§ **RECORDS TO PROCESS**
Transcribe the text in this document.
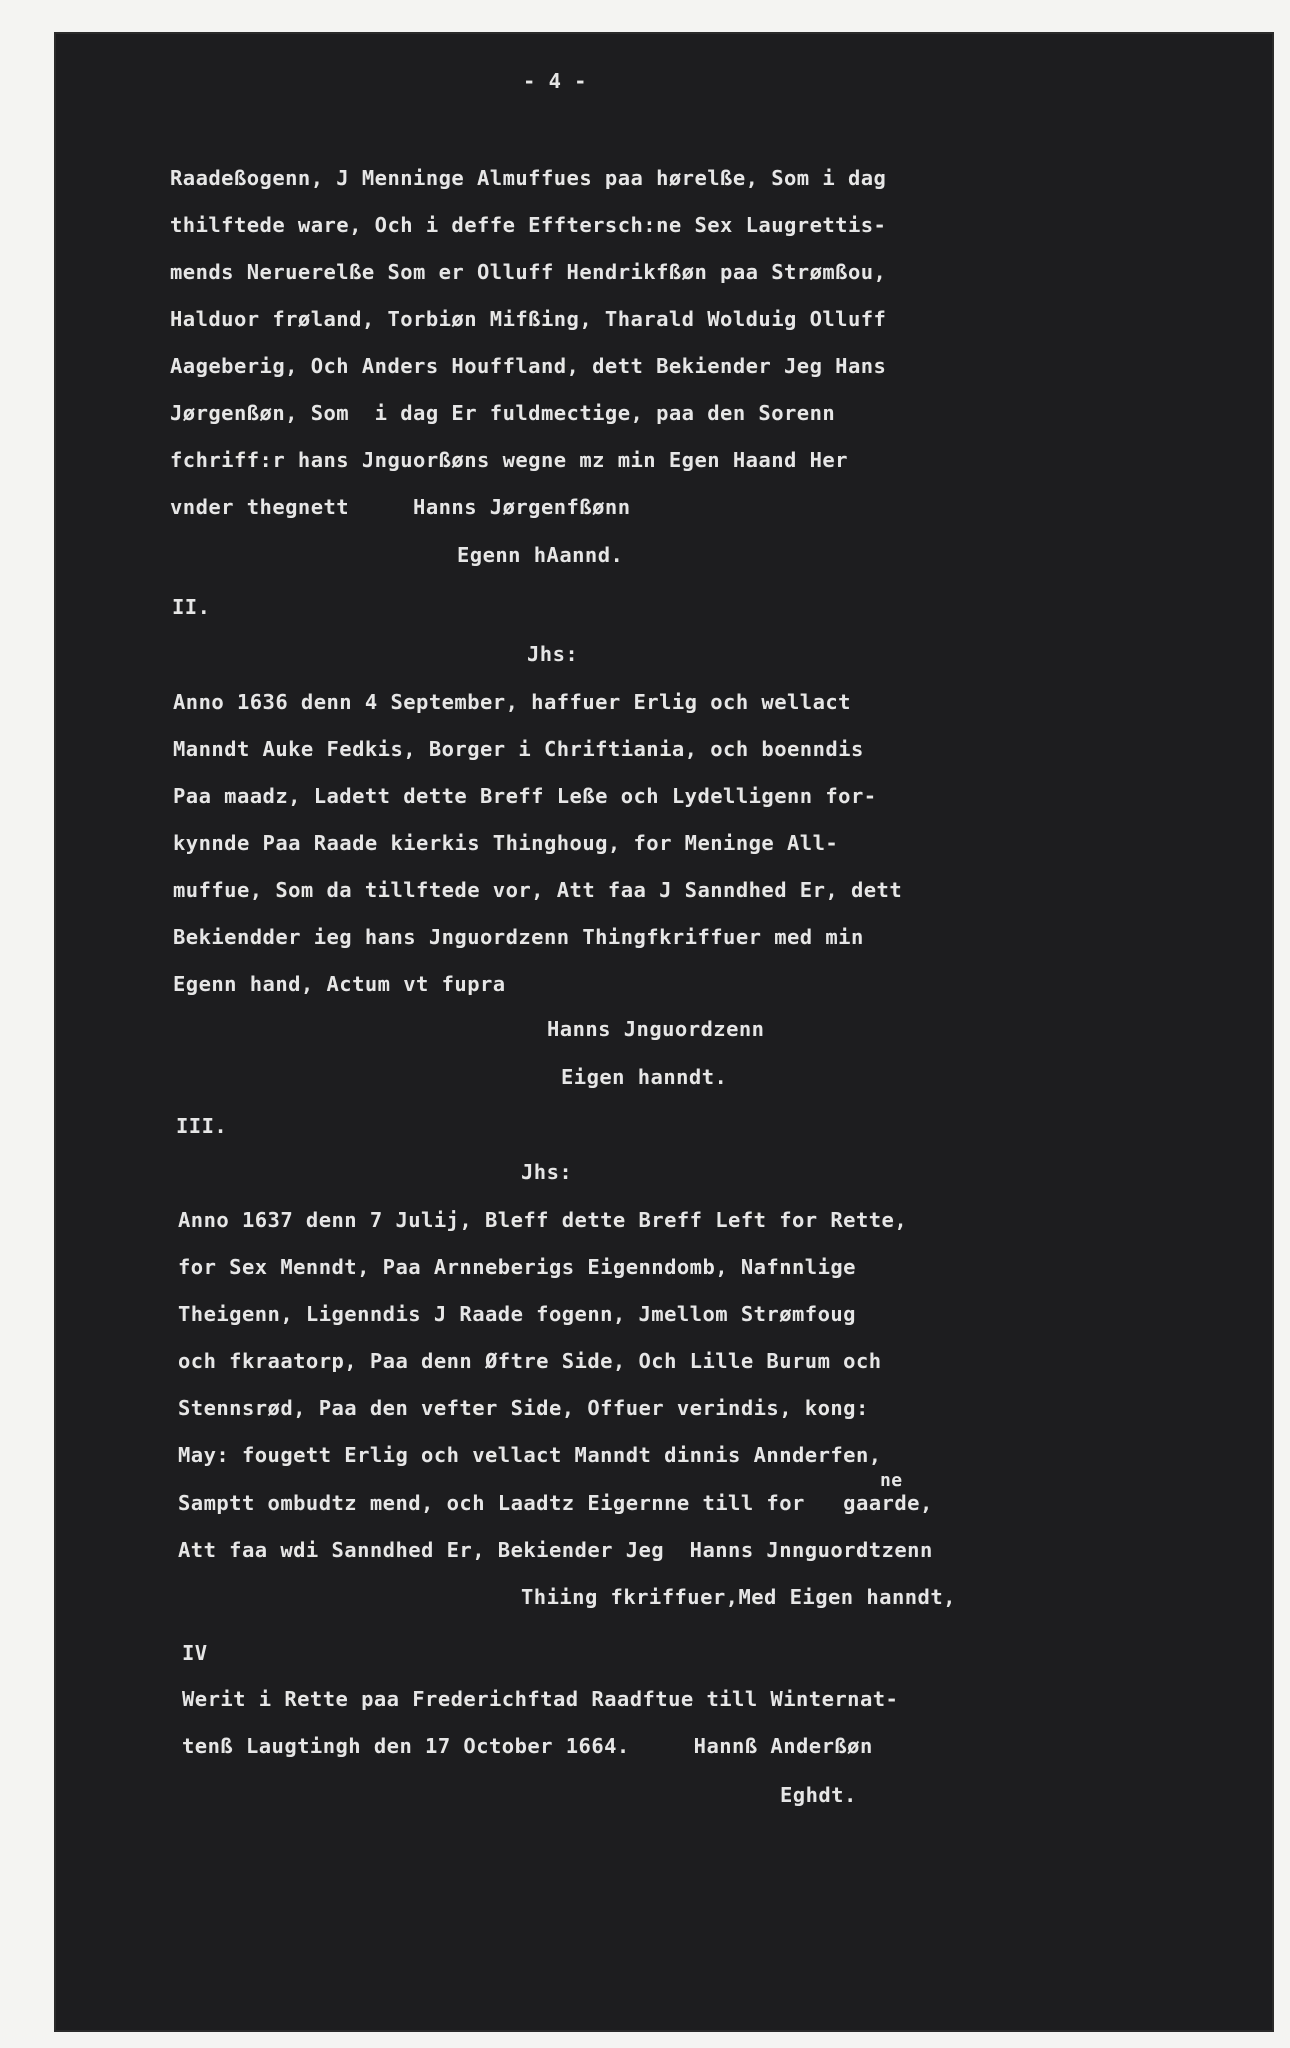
- 4 -

Raadeßogenn, J Menninge Almuffues paa hørelße, Som i dag

thilftede ware, Och i deffe Efftersch:ne Sex Laugrettis-

mends Neruerelße Som er Olluff Hendrikfßøn paa Strømßou,

Halduor frøland, Torbiøn Mifßing, Tharald Wolduig Olluff

Aageberig, Och Anders Houffland, dett Bekiender Jeg Hans

Jørgenßøn, Som  i dag Er fuldmectige, paa den Sorenn

fchriff:r hans Jnguorßøns wegne mz min Egen Haand Her

vnder thegnett     Hanns Jørgenfßønn

Egenn hAannd.

II.

Jhs:

Anno 1636 denn 4 September, haffuer Erlig och wellact

Manndt Auke Fedkis, Borger i Chriftiania, och boenndis

Paa maadz, Ladett dette Breff Leße och Lydelligenn for-

kynnde Paa Raade kierkis Thinghoug, for Meninge All-

muffue, Som da tillftede vor, Att faa J Sanndhed Er, dett

Bekiendder ieg hans Jnguordzenn Thingfkriffuer med min

Egenn hand, Actum vt fupra

Hanns Jnguordzenn

Eigen hanndt.

III.

Jhs:

Anno 1637 denn 7 Julij, Bleff dette Breff Left for Rette,

for Sex Menndt, Paa Arnneberigs Eigenndomb, Nafnnlige

Theigenn, Ligenndis J Raade fogenn, Jmellom Strømfoug

och fkraatorp, Paa denn Øftre Side, Och Lille Burum och

Stennsrød, Paa den vefter Side, Offuer verindis, kong:

May: fougett Erlig och vellact Manndt dinnis Annderfen,

ne

Samptt ombudtz mend, och Laadtz Eigernne till for   gaarde,

Att faa wdi Sanndhed Er, Bekiender Jeg  Hanns Jnnguordtzenn

Thiing fkriffuer,Med Eigen hanndt,

IV

Werit i Rette paa Frederichftad Raadftue till Winternat-

tenß Laugtingh den 17 October 1664.     Hannß Anderßøn

Eghdt.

§ **DIRECTIONS FOR THIS TASK**
Exclude all images and restate the records above word for word.

§ **RESPONSE FOR THIS EXERCISE**
Transcribe the text in this document.
- 4 -

Raadeßogenn, J Menninge Almuffues paa hørelße, Som i dag

thilftede ware, Och i deffe Efftersch:ne Sex Laugrettis-

mends Neruerelße Som er Olluff Hendrikfßøn paa Strømßou,

Halduor frøland, Torbiøn Mifßing, Tharald Wolduig Olluff

Aageberig, Och Anders Houffland, dett Bekiender Jeg Hans

Jørgenßøn, Som  i dag Er fuldmectige, paa den Sorenn

fchriff:r hans Jnguorßøns wegne mz min Egen Haand Her

vnder thegnett     Hanns Jørgenfßønn

Egenn hAannd.

II.

Jhs:

Anno 1636 denn 4 September, haffuer Erlig och wellact

Manndt Auke Fedkis, Borger i Chriftiania, och boenndis

Paa maadz, Ladett dette Breff Leße och Lydelligenn for-

kynnde Paa Raade kierkis Thinghoug, for Meninge All-

muffue, Som da tillftede vor, Att faa J Sanndhed Er, dett

Bekiendder ieg hans Jnguordzenn Thingfkriffuer med min

Egenn hand, Actum vt fupra

Hanns Jnguordzenn

Eigen hanndt.

III.

Jhs:

Anno 1637 denn 7 Julij, Bleff dette Breff Left for Rette,

for Sex Menndt, Paa Arnneberigs Eigenndomb, Nafnnlige

Theigenn, Ligenndis J Raade fogenn, Jmellom Strømfoug

och fkraatorp, Paa denn Øftre Side, Och Lille Burum och

Stennsrød, Paa den vefter Side, Offuer verindis, kong:

May: fougett Erlig och vellact Manndt dinnis Annderfen,

ne

Samptt ombudtz mend, och Laadtz Eigernne till for   gaarde,

Att faa wdi Sanndhed Er, Bekiender Jeg  Hanns Jnnguordtzenn

Thiing fkriffuer,Med Eigen hanndt,

IV

Werit i Rette paa Frederichftad Raadftue till Winternat-

tenß Laugtingh den 17 October 1664.     Hannß Anderßøn

Eghdt.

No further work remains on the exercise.